§ **Given instruction**: State the number of lines that contain the word "וועגונג", and add nothing else.
[Begin Input rows]
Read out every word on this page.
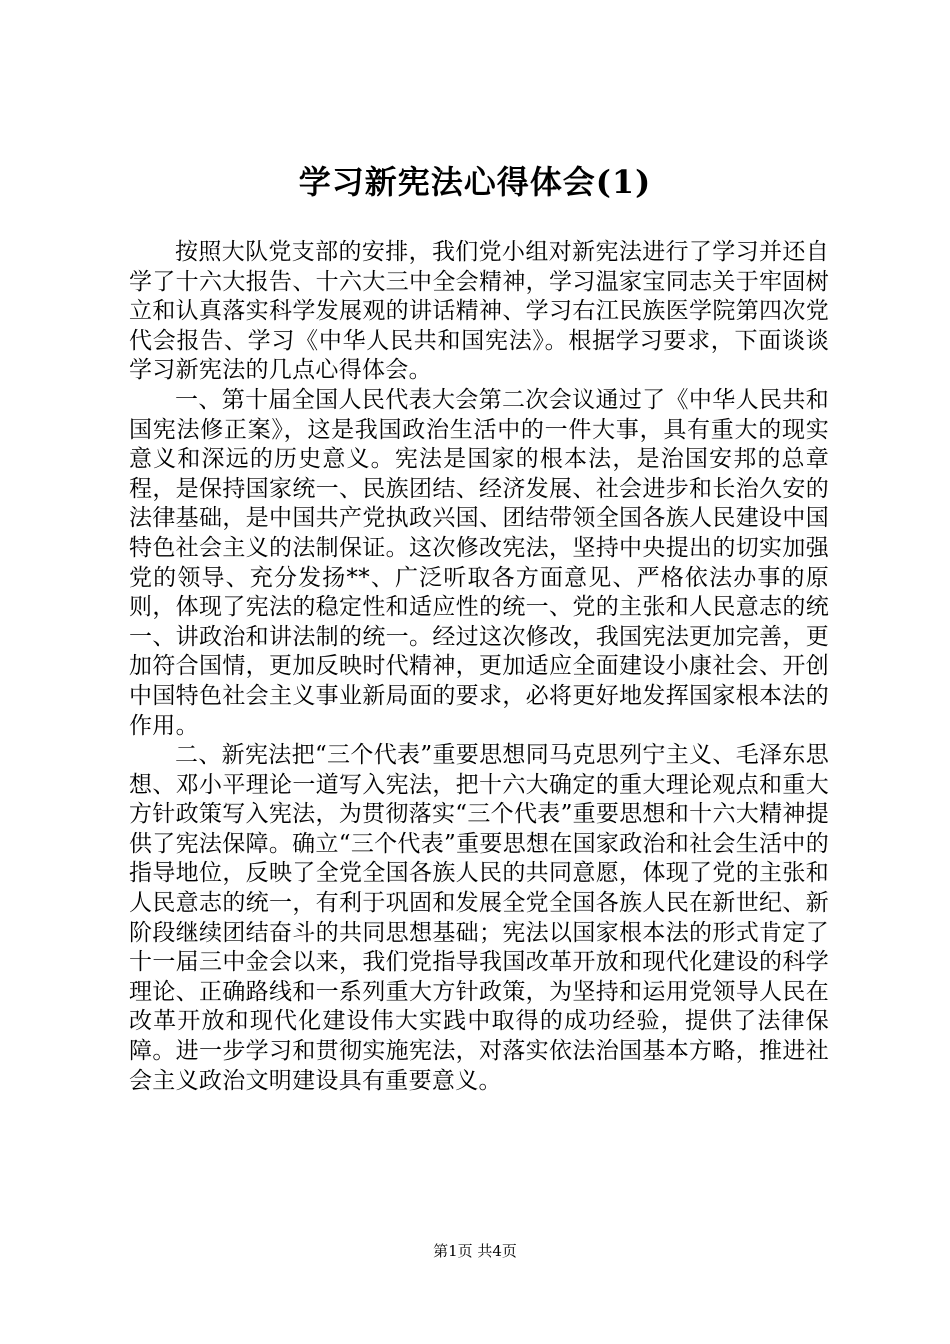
学习新宪法心得体会(1)

按照大队党支部的安排，我们党小组对新宪法进行了学习并还自学了十六大报告、十六大三中全会精神，学习温家宝同志关于牢固树立和认真落实科学发展观的讲话精神、学习右江民族医学院第四次党代会报告、学习《中华人民共和国宪法》。根据学习要求，下面谈谈学习新宪法的几点心得体会。

一、第十届全国人民代表大会第二次会议通过了《中华人民共和国宪法修正案》，这是我国政治生活中的一件大事，具有重大的现实意义和深远的历史意义。宪法是国家的根本法，是治国安邦的总章程，是保持国家统一、民族团结、经济发展、社会进步和长治久安的法律基础，是中国共产党执政兴国、团结带领全国各族人民建设中国特色社会主义的法制保证。这次修改宪法，坚持中央提出的切实加强党的领导、充分发扬**、广泛听取各方面意见、严格依法办事的原则，体现了宪法的稳定性和适应性的统一、党的主张和人民意志的统一、讲政治和讲法制的统一。经过这次修改，我国宪法更加完善，更加符合国情，更加反映时代精神，更加适应全面建设小康社会、开创中国特色社会主义事业新局面的要求，必将更好地发挥国家根本法的作用。

二、新宪法把“三个代表”重要思想同马克思列宁主义、毛泽东思想、邓小平理论一道写入宪法，把十六大确定的重大理论观点和重大方针政策写入宪法，为贯彻落实“三个代表”重要思想和十六大精神提供了宪法保障。确立“三个代表”重要思想在国家政治和社会生活中的指导地位，反映了全党全国各族人民的共同意愿，体现了党的主张和人民意志的统一，有利于巩固和发展全党全国各族人民在新世纪、新阶段继续团结奋斗的共同思想基础；宪法以国家根本法的形式肯定了十一届三中金会以来，我们党指导我国改革开放和现代化建设的科学理论、正确路线和一系列重大方针政策，为坚持和运用党领导人民在改革开放和现代化建设伟大实践中取得的成功经验，提供了法律保障。进一步学习和贯彻实施宪法，对落实依法治国基本方略，推进社会主义政治文明建设具有重要意义。

第1页 共4页
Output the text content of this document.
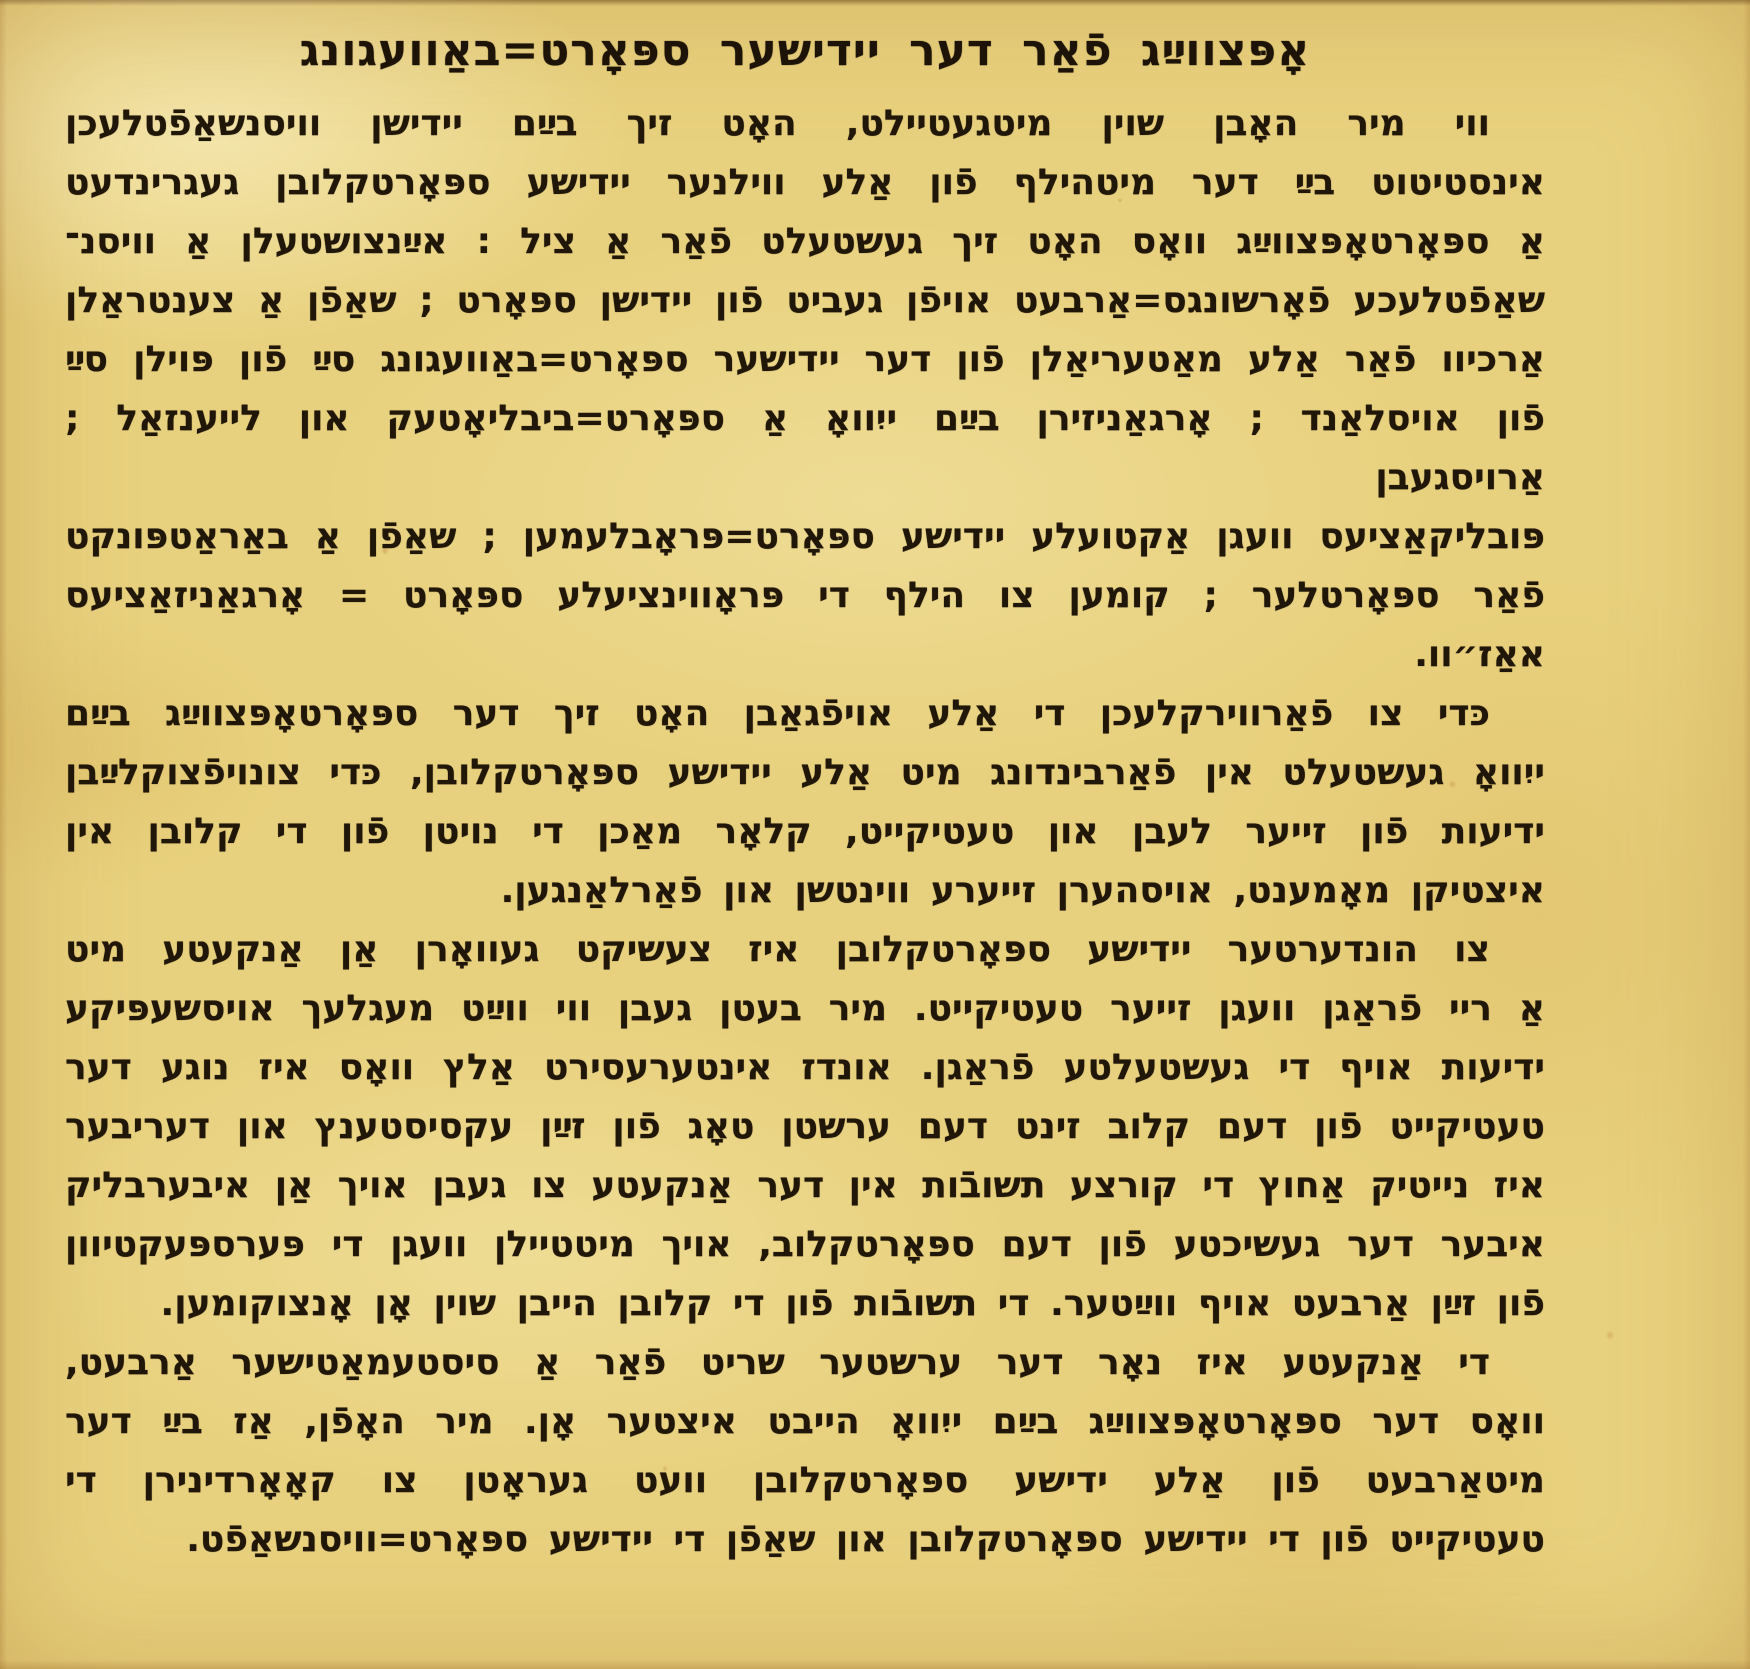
אָפּצווײַג פֿאַר דער יידישער ספּאָרט=באַוועגונג
ווי מיר האָבן שוין מיטגעטיילט, האָט זיך בײַם יידישן וויסנשאַפֿטלעכן
אינסטיטוט בײַ דער מיטהילף פֿון אַלע ווילנער יידישע ספּאָרטקלובן געגרינדעט
אַ ספּאָרטאָפּצווײַג וואָס האָט זיך געשטעלט פֿאַר אַ ציל : אײַנצושטעלן אַ וויסנ־
שאַפֿטלעכע פֿאָרשונגס=אַרבעט אויפֿן געביט פֿון יידישן ספּאָרט ; שאַפֿן אַ צענטראַלן
אַרכיוו פֿאַר אַלע מאַטעריאַלן פֿון דער יידישער ספּאָרט=באַוועגונג סײַ פֿון פּוילן סײַ
פֿון אויסלאַנד ; אָרגאַניזירן בײַם ייִוואָ אַ ספּאָרט=ביבליאָטעק און לייענזאַל ; אַרויסגעבן
פּובליקאַציעס וועגן אַקטועלע יידישע ספּאָרט=פּראָבלעמען ; שאַפֿן אַ באַראַטפּונקט
פֿאַר ספּאָרטלער ; קומען צו הילף די פּראָווינציעלע ספּאָרט = אָרגאַניזאַציעס אאַז״וו.
כּדי צו פֿאַרווירקלעכן די אַלע אויפֿגאַבן האָט זיך דער ספּאָרטאָפּצווײַג בײַם
ייִוואָ געשטעלט אין פֿאַרבינדונג מיט אַלע יידישע ספּאָרטקלובן, כּדי צונויפֿצוקלײַבן
ידיעות פֿון זייער לעבן און טעטיקייט, קלאָר מאַכן די נויטן פֿון די קלובן אין
איצטיקן מאָמענט, אויסהערן זייערע ווינטשן און פֿאַרלאַנגען.
צו הונדערטער יידישע ספּאָרטקלובן איז צעשיקט געוואָרן אַן אַנקעטע מיט
אַ ריי פֿראַגן וועגן זייער טעטיקייט. מיר בעטן געבן ווי ווײַט מעגלעך אויסשעפּיקע
ידיעות אויף די געשטעלטע פֿראַגן. אונדז אינטערעסירט אַלץ וואָס איז נוגע דער
טעטיקייט פֿון דעם קלוב זינט דעם ערשטן טאָג פֿון זײַן עקסיסטענץ און דעריבער
איז נייטיק אַחוץ די קורצע תשובֿות אין דער אַנקעטע צו געבן אויך אַן איבערבליק
איבער דער געשיכטע פֿון דעם ספּאָרטקלוב, אויך מיטטיילן וועגן די פּערספּעקטיוון
פֿון זײַן אַרבעט אויף ווײַטער. די תשובֿות פֿון די קלובן הייבן שוין אָן אָנצוקומען.
די אַנקעטע איז נאָר דער ערשטער שריט פֿאַר אַ סיסטעמאַטישער אַרבעט,
וואָס דער ספּאָרטאָפּצווײַג בײַם ייִוואָ הייבט איצטער אָן. מיר האָפֿן, אַז בײַ דער
מיטאַרבעט פֿון אַלע ידישע ספּאָרטקלובן וועט געראָטן צו קאָאָרדינירן די
טעטיקייט פֿון די יידישע ספּאָרטקלובן און שאַפֿן די יידישע ספּאָרט=וויסנשאַפֿט.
[End Input rows]
§ **Result of the task**: 2